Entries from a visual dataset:
□ □ □

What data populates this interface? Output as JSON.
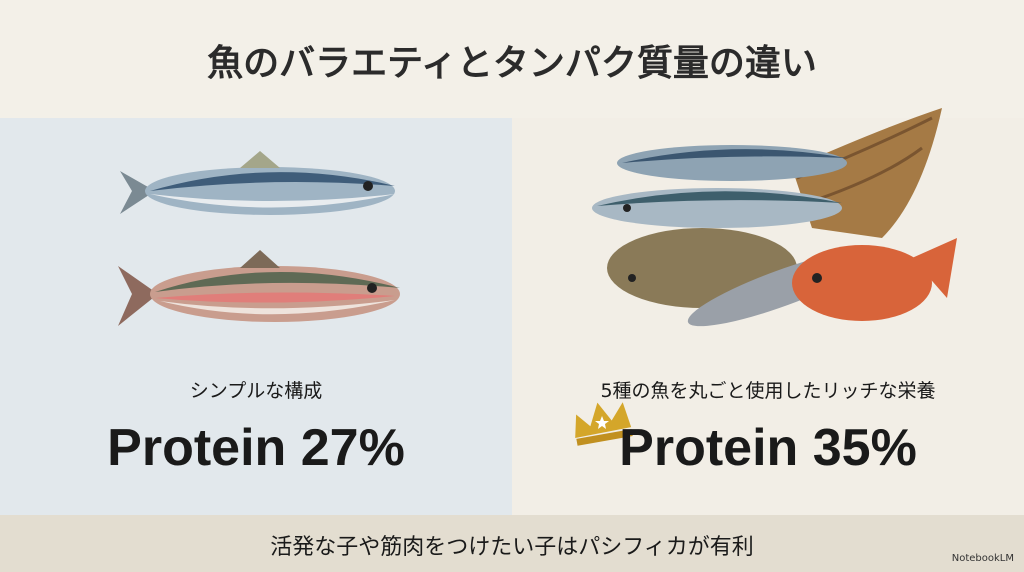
{
  "title": "魚のバラエティとタンパク質量の違い",
  "left": {
    "caption": "シンプルな構成",
    "protein": "Protein 27%"
  },
  "right": {
    "caption": "5種の魚を丸ごと使用したリッチな栄養",
    "protein": "Protein 35%",
    "badge_icon": "crown-icon"
  },
  "footer": {
    "text": "活発な子や筋肉をつけたい子はパシフィカが有利",
    "brand": "NotebookLM"
  },
  "colors": {
    "left_panel": "#e2e8ec",
    "right_panel": "#f2eee6",
    "footer": "#e3ddd0",
    "crown": "#d4a62a"
  }
}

□ □ □

◆ EXERCISE PROMPT ◆
Each line above that contains the word "Protein" should be copied.

◆ TASK ANSWER ◆
    "protein": "Protein 27%"
    "protein": "Protein 35%",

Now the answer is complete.